(Entries drawn from a collection)
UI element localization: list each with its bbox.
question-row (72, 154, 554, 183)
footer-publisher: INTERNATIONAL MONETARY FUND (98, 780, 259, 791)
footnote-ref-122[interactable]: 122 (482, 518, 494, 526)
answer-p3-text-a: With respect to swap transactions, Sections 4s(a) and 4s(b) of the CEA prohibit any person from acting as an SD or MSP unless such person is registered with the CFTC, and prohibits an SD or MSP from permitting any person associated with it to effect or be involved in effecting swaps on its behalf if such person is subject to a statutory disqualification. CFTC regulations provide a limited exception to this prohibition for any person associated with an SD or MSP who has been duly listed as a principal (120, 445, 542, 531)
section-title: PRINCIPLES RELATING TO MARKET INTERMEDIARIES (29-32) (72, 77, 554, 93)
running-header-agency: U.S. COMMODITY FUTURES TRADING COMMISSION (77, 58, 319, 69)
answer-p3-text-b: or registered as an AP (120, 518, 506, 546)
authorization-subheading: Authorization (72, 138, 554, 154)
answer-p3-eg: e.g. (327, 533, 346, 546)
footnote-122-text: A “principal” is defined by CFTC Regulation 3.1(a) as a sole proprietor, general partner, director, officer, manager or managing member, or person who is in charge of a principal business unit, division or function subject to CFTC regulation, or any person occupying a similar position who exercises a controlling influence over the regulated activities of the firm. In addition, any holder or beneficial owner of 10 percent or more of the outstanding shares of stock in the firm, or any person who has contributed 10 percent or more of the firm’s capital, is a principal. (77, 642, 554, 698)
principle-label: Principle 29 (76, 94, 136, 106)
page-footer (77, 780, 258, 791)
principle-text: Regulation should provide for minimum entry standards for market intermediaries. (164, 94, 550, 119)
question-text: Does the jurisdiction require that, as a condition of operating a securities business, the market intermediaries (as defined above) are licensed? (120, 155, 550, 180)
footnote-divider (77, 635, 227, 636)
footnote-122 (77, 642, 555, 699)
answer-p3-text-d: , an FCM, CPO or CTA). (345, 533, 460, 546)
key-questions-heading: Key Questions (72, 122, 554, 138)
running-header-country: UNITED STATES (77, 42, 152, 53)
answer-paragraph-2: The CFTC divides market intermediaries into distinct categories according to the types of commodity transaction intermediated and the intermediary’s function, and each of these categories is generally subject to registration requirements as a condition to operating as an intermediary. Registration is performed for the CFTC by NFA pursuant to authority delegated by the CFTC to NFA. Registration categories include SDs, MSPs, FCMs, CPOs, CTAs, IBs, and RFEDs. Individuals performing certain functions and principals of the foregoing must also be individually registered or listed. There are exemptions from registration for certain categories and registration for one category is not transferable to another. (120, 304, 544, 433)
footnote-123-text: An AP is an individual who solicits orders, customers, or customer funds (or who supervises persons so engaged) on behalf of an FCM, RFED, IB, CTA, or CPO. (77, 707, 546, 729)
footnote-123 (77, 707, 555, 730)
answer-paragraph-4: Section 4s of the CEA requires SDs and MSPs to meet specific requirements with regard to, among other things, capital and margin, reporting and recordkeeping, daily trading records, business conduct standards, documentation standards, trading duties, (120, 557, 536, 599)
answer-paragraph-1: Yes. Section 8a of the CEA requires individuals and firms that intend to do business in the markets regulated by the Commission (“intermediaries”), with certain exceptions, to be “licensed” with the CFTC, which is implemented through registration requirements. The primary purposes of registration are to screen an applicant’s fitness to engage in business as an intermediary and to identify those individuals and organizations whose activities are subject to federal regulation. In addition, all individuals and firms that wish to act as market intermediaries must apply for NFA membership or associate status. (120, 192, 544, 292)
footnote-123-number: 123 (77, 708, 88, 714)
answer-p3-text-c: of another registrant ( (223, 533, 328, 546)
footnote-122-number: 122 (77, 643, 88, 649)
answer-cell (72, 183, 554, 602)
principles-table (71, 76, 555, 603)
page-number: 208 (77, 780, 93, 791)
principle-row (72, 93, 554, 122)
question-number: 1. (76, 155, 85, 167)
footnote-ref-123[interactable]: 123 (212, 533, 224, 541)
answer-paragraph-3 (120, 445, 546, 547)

--

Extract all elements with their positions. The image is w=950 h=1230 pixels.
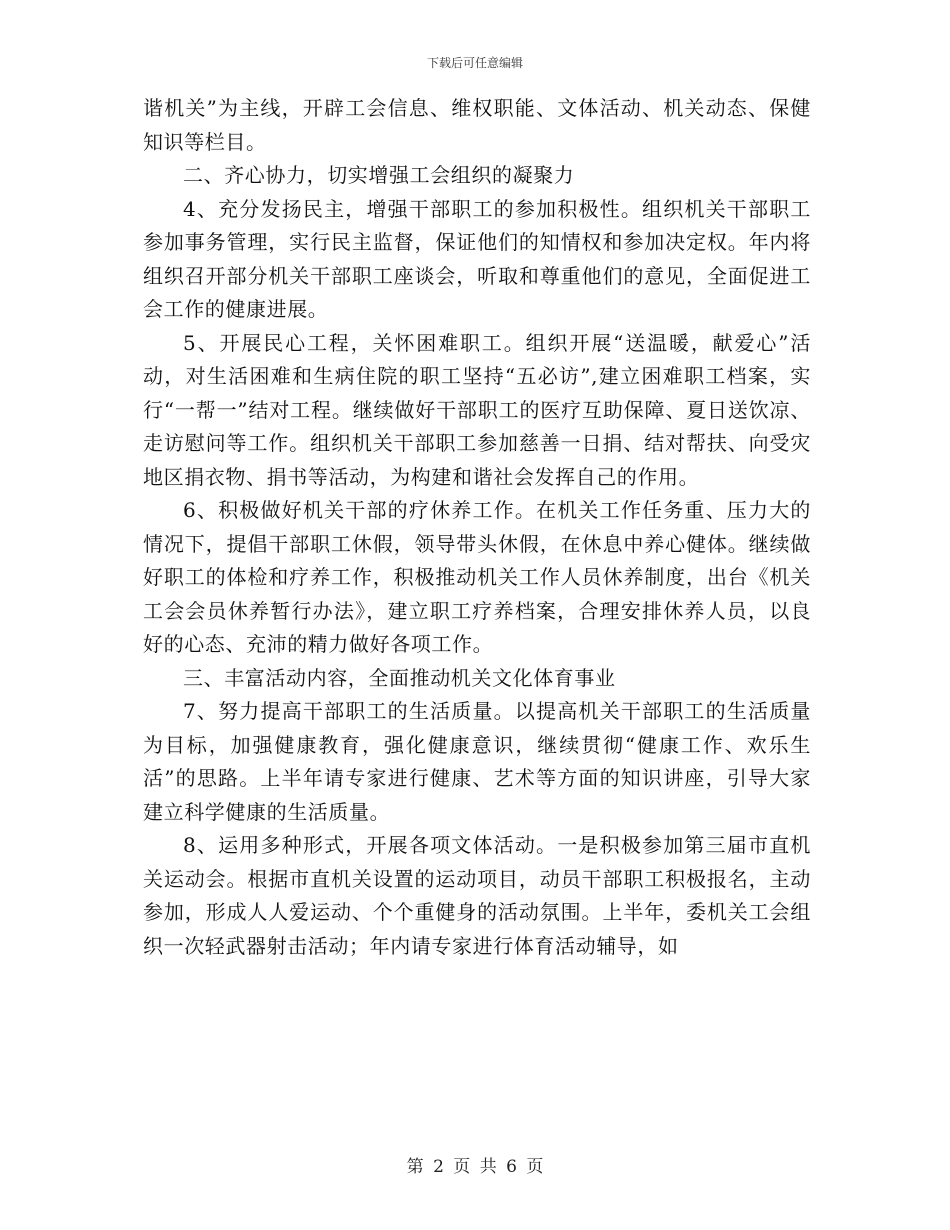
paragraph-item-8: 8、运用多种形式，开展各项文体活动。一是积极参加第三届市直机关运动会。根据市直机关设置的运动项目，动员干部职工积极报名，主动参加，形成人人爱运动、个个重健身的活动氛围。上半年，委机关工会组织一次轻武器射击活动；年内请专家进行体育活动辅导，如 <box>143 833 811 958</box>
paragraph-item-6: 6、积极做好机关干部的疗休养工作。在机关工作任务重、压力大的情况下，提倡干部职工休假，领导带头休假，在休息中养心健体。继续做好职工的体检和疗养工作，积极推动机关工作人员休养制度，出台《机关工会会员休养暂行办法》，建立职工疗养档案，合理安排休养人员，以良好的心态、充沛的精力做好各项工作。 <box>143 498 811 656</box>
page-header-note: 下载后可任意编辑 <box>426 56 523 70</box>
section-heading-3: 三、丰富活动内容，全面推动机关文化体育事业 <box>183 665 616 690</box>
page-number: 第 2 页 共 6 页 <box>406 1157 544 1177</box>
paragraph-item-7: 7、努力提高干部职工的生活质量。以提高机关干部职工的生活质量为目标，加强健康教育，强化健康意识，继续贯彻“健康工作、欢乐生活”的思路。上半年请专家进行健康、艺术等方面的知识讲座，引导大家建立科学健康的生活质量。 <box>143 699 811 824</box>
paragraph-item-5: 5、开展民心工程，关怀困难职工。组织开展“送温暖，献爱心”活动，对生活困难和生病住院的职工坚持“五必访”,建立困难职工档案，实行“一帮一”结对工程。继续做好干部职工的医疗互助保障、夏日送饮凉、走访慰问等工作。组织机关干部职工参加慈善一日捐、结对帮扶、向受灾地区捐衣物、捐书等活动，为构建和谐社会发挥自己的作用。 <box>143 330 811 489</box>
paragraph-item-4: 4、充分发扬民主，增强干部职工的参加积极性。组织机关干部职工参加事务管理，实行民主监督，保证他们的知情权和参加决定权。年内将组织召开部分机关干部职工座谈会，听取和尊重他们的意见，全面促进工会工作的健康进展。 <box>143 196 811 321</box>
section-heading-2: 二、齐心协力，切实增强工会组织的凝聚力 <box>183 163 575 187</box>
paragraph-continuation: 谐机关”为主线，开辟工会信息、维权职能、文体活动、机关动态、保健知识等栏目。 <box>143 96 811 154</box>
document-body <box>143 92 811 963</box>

* * *

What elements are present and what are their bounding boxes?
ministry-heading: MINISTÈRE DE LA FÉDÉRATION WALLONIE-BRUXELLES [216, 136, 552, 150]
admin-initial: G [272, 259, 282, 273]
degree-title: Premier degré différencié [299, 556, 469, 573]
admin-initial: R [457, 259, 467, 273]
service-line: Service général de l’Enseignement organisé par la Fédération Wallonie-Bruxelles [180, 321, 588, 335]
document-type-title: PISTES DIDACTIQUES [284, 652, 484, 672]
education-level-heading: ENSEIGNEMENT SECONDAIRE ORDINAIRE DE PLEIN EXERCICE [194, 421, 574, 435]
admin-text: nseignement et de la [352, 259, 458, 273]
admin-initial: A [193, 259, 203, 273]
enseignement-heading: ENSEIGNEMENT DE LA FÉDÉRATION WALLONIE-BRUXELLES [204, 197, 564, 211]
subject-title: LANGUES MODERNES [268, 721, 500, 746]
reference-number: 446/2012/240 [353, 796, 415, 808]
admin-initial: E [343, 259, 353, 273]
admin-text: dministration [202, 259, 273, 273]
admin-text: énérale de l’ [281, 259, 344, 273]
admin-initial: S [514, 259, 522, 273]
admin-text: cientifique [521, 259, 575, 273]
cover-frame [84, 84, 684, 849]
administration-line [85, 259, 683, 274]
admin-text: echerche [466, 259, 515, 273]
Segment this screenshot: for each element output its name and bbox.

(To do) Reproduce, unchanged, the stretch of lines from the one containing "UI element localization: list" through the one containing "principle-label: Principle 29".

(Exercise solution)
UI element localization: list each with its bbox.
question-row (72, 154, 554, 183)
footer-publisher: INTERNATIONAL MONETARY FUND (98, 780, 259, 791)
footnote-ref-122[interactable]: 122 (482, 518, 494, 526)
answer-p3-text-a: With respect to swap transactions, Sections 4s(a) and 4s(b) of the CEA prohibit any person from acting as an SD or MSP unless such person is registered with the CFTC, and prohibits an SD or MSP from permitting any person associated with it to effect or be involved in effecting swaps on its behalf if such person is subject to a statutory disqualification. CFTC regulations provide a limited exception to this prohibition for any person associated with an SD or MSP who has been duly listed as a principal (120, 445, 542, 531)
section-title: PRINCIPLES RELATING TO MARKET INTERMEDIARIES (29-32) (72, 77, 554, 93)
running-header-agency: U.S. COMMODITY FUTURES TRADING COMMISSION (77, 58, 319, 69)
answer-p3-text-b: or registered as an AP (120, 518, 506, 546)
authorization-subheading: Authorization (72, 138, 554, 154)
answer-p3-eg: e.g. (327, 533, 346, 546)
footnote-122-text: A “principal” is defined by CFTC Regulation 3.1(a) as a sole proprietor, general partner, director, officer, manager or managing member, or person who is in charge of a principal business unit, division or function subject to CFTC regulation, or any person occupying a similar position who exercises a controlling influence over the regulated activities of the firm. In addition, any holder or beneficial owner of 10 percent or more of the outstanding shares of stock in the firm, or any person who has contributed 10 percent or more of the firm’s capital, is a principal. (77, 642, 554, 698)
principle-label: Principle 29 (76, 94, 136, 106)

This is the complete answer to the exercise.